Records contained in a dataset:

## START

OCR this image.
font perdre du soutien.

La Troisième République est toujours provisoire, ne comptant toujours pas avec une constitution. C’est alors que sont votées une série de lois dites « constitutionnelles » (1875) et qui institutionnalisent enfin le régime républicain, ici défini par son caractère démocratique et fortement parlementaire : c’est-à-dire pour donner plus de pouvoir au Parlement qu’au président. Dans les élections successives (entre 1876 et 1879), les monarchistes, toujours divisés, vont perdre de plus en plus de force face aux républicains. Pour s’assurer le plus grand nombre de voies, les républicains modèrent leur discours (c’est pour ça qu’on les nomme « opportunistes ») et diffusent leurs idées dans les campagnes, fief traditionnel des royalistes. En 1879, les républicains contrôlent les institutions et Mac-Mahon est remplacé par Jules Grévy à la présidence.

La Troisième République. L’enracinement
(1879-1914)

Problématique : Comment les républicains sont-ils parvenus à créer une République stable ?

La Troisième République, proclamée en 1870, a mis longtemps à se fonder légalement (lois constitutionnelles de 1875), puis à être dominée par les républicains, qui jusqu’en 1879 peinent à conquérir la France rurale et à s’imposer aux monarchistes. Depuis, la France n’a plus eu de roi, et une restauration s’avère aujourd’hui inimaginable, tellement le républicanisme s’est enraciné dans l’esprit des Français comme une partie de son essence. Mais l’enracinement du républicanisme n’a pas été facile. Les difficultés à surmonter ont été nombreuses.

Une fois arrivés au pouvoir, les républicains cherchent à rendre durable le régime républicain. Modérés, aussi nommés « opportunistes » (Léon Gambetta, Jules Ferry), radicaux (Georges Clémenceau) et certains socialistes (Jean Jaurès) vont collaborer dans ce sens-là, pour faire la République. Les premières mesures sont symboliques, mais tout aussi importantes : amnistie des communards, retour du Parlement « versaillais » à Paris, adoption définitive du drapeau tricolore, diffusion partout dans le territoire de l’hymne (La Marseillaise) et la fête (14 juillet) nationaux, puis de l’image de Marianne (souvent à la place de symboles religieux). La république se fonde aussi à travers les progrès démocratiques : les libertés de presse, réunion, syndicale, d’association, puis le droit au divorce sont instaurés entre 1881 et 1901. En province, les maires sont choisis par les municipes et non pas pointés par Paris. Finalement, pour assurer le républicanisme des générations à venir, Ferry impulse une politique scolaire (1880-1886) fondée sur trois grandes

## END

** BRIEF **
Transcribe the whole listing with nothing added or left out.

** RESPONSE BELOW **
OCR this image.
font perdre du soutien.

La Troisième République est toujours provisoire, ne comptant toujours pas avec une constitution. C’est alors que sont votées une série de lois dites « constitutionnelles » (1875) et qui institutionnalisent enfin le régime républicain, ici défini par son caractère démocratique et fortement parlementaire : c’est-à-dire pour donner plus de pouvoir au Parlement qu’au président. Dans les élections successives (entre 1876 et 1879), les monarchistes, toujours divisés, vont perdre de plus en plus de force face aux républicains. Pour s’assurer le plus grand nombre de voies, les républicains modèrent leur discours (c’est pour ça qu’on les nomme « opportunistes ») et diffusent leurs idées dans les campagnes, fief traditionnel des royalistes. En 1879, les républicains contrôlent les institutions et Mac-Mahon est remplacé par Jules Grévy à la présidence.

La Troisième République. L’enracinement
(1879-1914)

Problématique : Comment les républicains sont-ils parvenus à créer une République stable ?

La Troisième République, proclamée en 1870, a mis longtemps à se fonder légalement (lois constitutionnelles de 1875), puis à être dominée par les républicains, qui jusqu’en 1879 peinent à conquérir la France rurale et à s’imposer aux monarchistes. Depuis, la France n’a plus eu de roi, et une restauration s’avère aujourd’hui inimaginable, tellement le républicanisme s’est enraciné dans l’esprit des Français comme une partie de son essence. Mais l’enracinement du républicanisme n’a pas été facile. Les difficultés à surmonter ont été nombreuses.

Une fois arrivés au pouvoir, les républicains cherchent à rendre durable le régime républicain. Modérés, aussi nommés « opportunistes » (Léon Gambetta, Jules Ferry), radicaux (Georges Clémenceau) et certains socialistes (Jean Jaurès) vont collaborer dans ce sens-là, pour faire la République. Les premières mesures sont symboliques, mais tout aussi importantes : amnistie des communards, retour du Parlement « versaillais » à Paris, adoption définitive du drapeau tricolore, diffusion partout dans le territoire de l’hymne (La Marseillaise) et la fête (14 juillet) nationaux, puis de l’image de Marianne (souvent à la place de symboles religieux). La république se fonde aussi à travers les progrès démocratiques : les libertés de presse, réunion, syndicale, d’association, puis le droit au divorce sont instaurés entre 1881 et 1901. En province, les maires sont choisis par les municipes et non pas pointés par Paris. Finalement, pour assurer le républicanisme des générations à venir, Ferry impulse une politique scolaire (1880-1886) fondée sur trois grandes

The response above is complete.